▶ [Work required]: Copy every record below, exactly as written.

Rows from a figure dataset:
::::::
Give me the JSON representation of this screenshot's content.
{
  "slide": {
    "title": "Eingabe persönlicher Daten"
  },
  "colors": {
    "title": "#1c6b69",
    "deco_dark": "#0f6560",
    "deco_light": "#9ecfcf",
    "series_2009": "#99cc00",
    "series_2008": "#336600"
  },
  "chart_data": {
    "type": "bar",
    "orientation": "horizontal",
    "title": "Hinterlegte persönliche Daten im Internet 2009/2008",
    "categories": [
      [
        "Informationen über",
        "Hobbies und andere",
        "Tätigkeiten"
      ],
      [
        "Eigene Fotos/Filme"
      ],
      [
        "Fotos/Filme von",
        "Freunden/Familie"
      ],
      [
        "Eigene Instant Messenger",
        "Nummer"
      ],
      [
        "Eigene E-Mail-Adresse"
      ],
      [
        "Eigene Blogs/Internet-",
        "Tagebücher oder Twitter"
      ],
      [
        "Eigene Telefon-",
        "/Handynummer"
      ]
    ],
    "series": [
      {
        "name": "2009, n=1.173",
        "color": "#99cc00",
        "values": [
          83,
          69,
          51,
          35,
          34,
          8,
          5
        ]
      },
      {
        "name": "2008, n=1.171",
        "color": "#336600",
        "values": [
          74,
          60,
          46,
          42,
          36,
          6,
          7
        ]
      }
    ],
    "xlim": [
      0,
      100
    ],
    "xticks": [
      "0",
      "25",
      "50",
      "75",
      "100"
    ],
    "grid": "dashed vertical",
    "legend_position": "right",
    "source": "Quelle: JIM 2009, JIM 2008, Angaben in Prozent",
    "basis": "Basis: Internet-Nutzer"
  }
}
::::::
▶ [Task result]:
Give me the JSON representation of this screenshot's content.
{
  "slide": {
    "title": "Eingabe persönlicher Daten"
  },
  "colors": {
    "title": "#1c6b69",
    "deco_dark": "#0f6560",
    "deco_light": "#9ecfcf",
    "series_2009": "#99cc00",
    "series_2008": "#336600"
  },
  "chart_data": {
    "type": "bar",
    "orientation": "horizontal",
    "title": "Hinterlegte persönliche Daten im Internet 2009/2008",
    "categories": [
      [
        "Informationen über",
        "Hobbies und andere",
        "Tätigkeiten"
      ],
      [
        "Eigene Fotos/Filme"
      ],
      [
        "Fotos/Filme von",
        "Freunden/Familie"
      ],
      [
        "Eigene Instant Messenger",
        "Nummer"
      ],
      [
        "Eigene E-Mail-Adresse"
      ],
      [
        "Eigene Blogs/Internet-",
        "Tagebücher oder Twitter"
      ],
      [
        "Eigene Telefon-",
        "/Handynummer"
      ]
    ],
    "series": [
      {
        "name": "2009, n=1.173",
        "color": "#99cc00",
        "values": [
          83,
          69,
          51,
          35,
          34,
          8,
          5
        ]
      },
      {
        "name": "2008, n=1.171",
        "color": "#336600",
        "values": [
          74,
          60,
          46,
          42,
          36,
          6,
          7
        ]
      }
    ],
    "xlim": [
      0,
      100
    ],
    "xticks": [
      "0",
      "25",
      "50",
      "75",
      "100"
    ],
    "grid": "dashed vertical",
    "legend_position": "right",
    "source": "Quelle: JIM 2009, JIM 2008, Angaben in Prozent",
    "basis": "Basis: Internet-Nutzer"
  }
}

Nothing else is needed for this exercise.